**Goal of the exercise**
Return each line of the listing below, unchanged, and omit the images.
---*---
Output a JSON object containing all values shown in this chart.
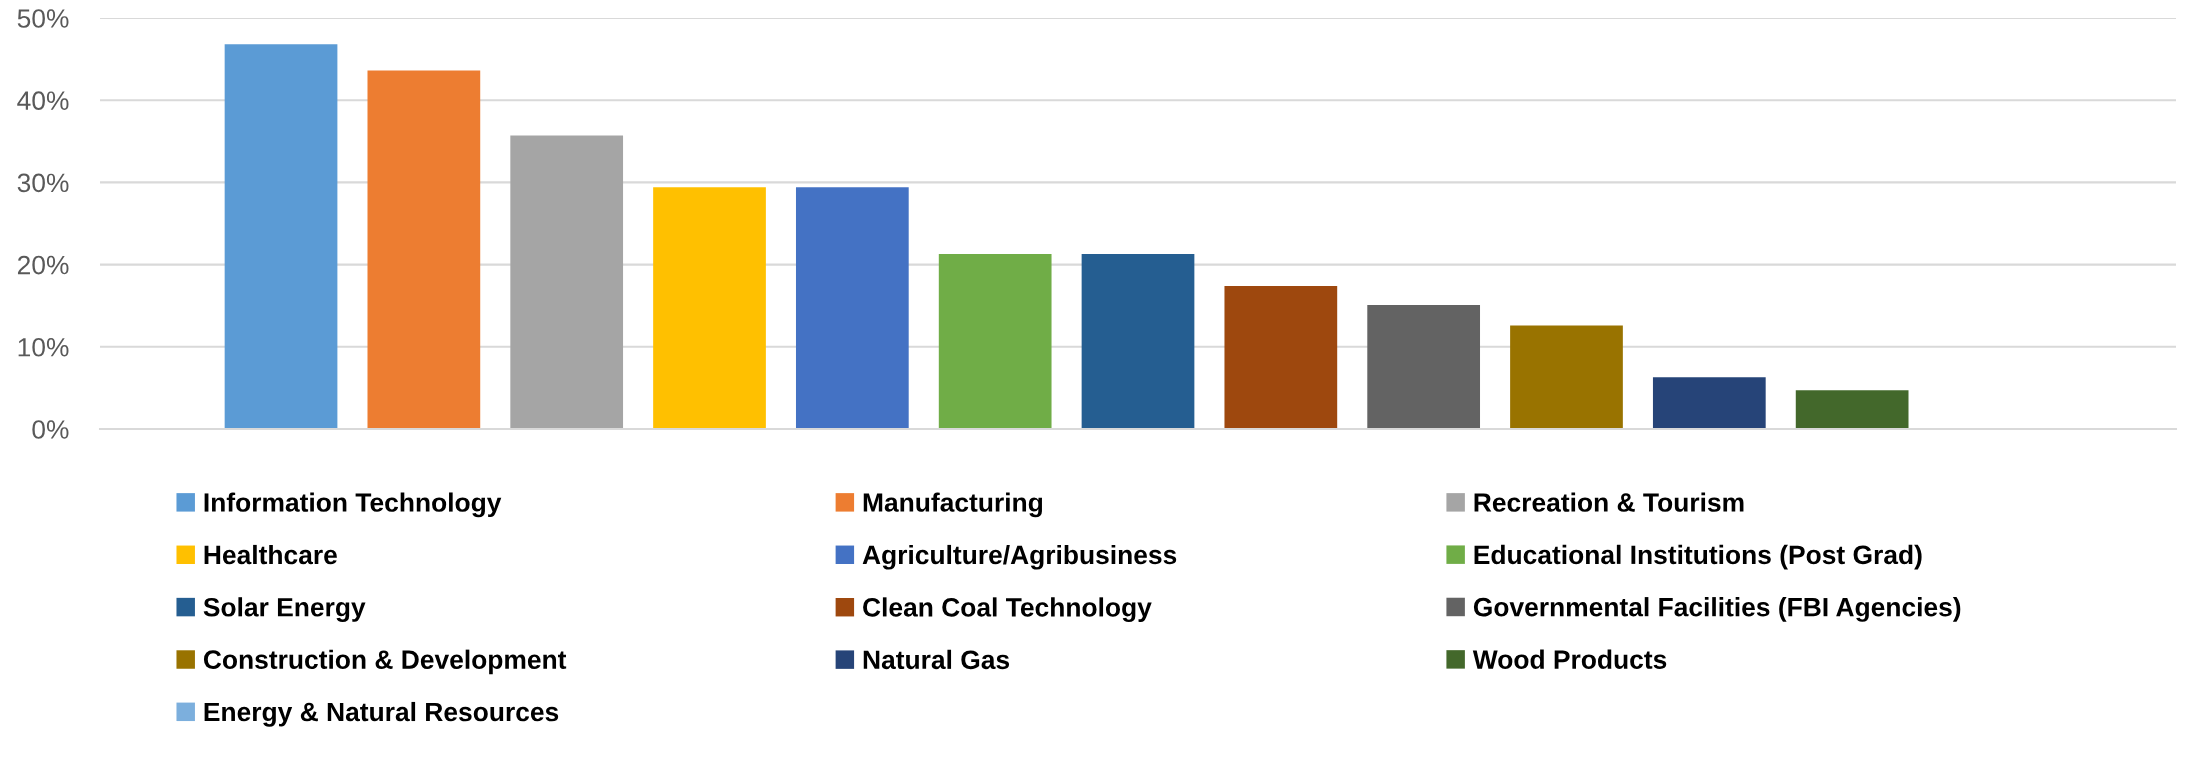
{
  "chart_data": {
    "type": "bar",
    "categories": [
      null
    ],
    "series": [
      {
        "name": "Information Technology",
        "color": "#5b9bd5",
        "values": [
          46.8
        ]
      },
      {
        "name": "Manufacturing",
        "color": "#ed7d31",
        "values": [
          43.6
        ]
      },
      {
        "name": "Recreation & Tourism",
        "color": "#a5a5a5",
        "values": [
          35.7
        ]
      },
      {
        "name": "Healthcare",
        "color": "#ffc000",
        "values": [
          29.4
        ]
      },
      {
        "name": "Agriculture/Agribusiness",
        "color": "#4472c4",
        "values": [
          29.4
        ]
      },
      {
        "name": "Educational Institutions (Post Grad)",
        "color": "#70ad47",
        "values": [
          21.3
        ]
      },
      {
        "name": "Solar Energy",
        "color": "#255e91",
        "values": [
          21.3
        ]
      },
      {
        "name": "Clean Coal Technology",
        "color": "#9e480e",
        "values": [
          17.4
        ]
      },
      {
        "name": "Governmental Facilities (FBI Agencies)",
        "color": "#636363",
        "values": [
          15.1
        ]
      },
      {
        "name": "Construction & Development",
        "color": "#997300",
        "values": [
          12.6
        ]
      },
      {
        "name": "Natural Gas",
        "color": "#264478",
        "values": [
          6.3
        ]
      },
      {
        "name": "Wood Products",
        "color": "#43682b",
        "values": [
          4.7
        ]
      },
      {
        "name": "Energy & Natural Resources",
        "color": "#7cafdd",
        "values": [
          0
        ]
      }
    ],
    "ylim": [
      0,
      50
    ],
    "yticks": [
      {
        "value": 0,
        "label": "0%"
      },
      {
        "value": 10,
        "label": "10%"
      },
      {
        "value": 20,
        "label": "20%"
      },
      {
        "value": 30,
        "label": "30%"
      },
      {
        "value": 40,
        "label": "40%"
      },
      {
        "value": 50,
        "label": "50%"
      }
    ],
    "grid": "y",
    "legend": "bottom",
    "tick_labels": "y"
  }
}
---*---
**Expected answer**
Output a JSON object containing all values shown in this chart.
{
  "chart_data": {
    "type": "bar",
    "categories": [
      null
    ],
    "series": [
      {
        "name": "Information Technology",
        "color": "#5b9bd5",
        "values": [
          46.8
        ]
      },
      {
        "name": "Manufacturing",
        "color": "#ed7d31",
        "values": [
          43.6
        ]
      },
      {
        "name": "Recreation & Tourism",
        "color": "#a5a5a5",
        "values": [
          35.7
        ]
      },
      {
        "name": "Healthcare",
        "color": "#ffc000",
        "values": [
          29.4
        ]
      },
      {
        "name": "Agriculture/Agribusiness",
        "color": "#4472c4",
        "values": [
          29.4
        ]
      },
      {
        "name": "Educational Institutions (Post Grad)",
        "color": "#70ad47",
        "values": [
          21.3
        ]
      },
      {
        "name": "Solar Energy",
        "color": "#255e91",
        "values": [
          21.3
        ]
      },
      {
        "name": "Clean Coal Technology",
        "color": "#9e480e",
        "values": [
          17.4
        ]
      },
      {
        "name": "Governmental Facilities (FBI Agencies)",
        "color": "#636363",
        "values": [
          15.1
        ]
      },
      {
        "name": "Construction & Development",
        "color": "#997300",
        "values": [
          12.6
        ]
      },
      {
        "name": "Natural Gas",
        "color": "#264478",
        "values": [
          6.3
        ]
      },
      {
        "name": "Wood Products",
        "color": "#43682b",
        "values": [
          4.7
        ]
      },
      {
        "name": "Energy & Natural Resources",
        "color": "#7cafdd",
        "values": [
          0
        ]
      }
    ],
    "ylim": [
      0,
      50
    ],
    "yticks": [
      {
        "value": 0,
        "label": "0%"
      },
      {
        "value": 10,
        "label": "10%"
      },
      {
        "value": 20,
        "label": "20%"
      },
      {
        "value": 30,
        "label": "30%"
      },
      {
        "value": 40,
        "label": "40%"
      },
      {
        "value": 50,
        "label": "50%"
      }
    ],
    "grid": "y",
    "legend": "bottom",
    "tick_labels": "y"
  }
}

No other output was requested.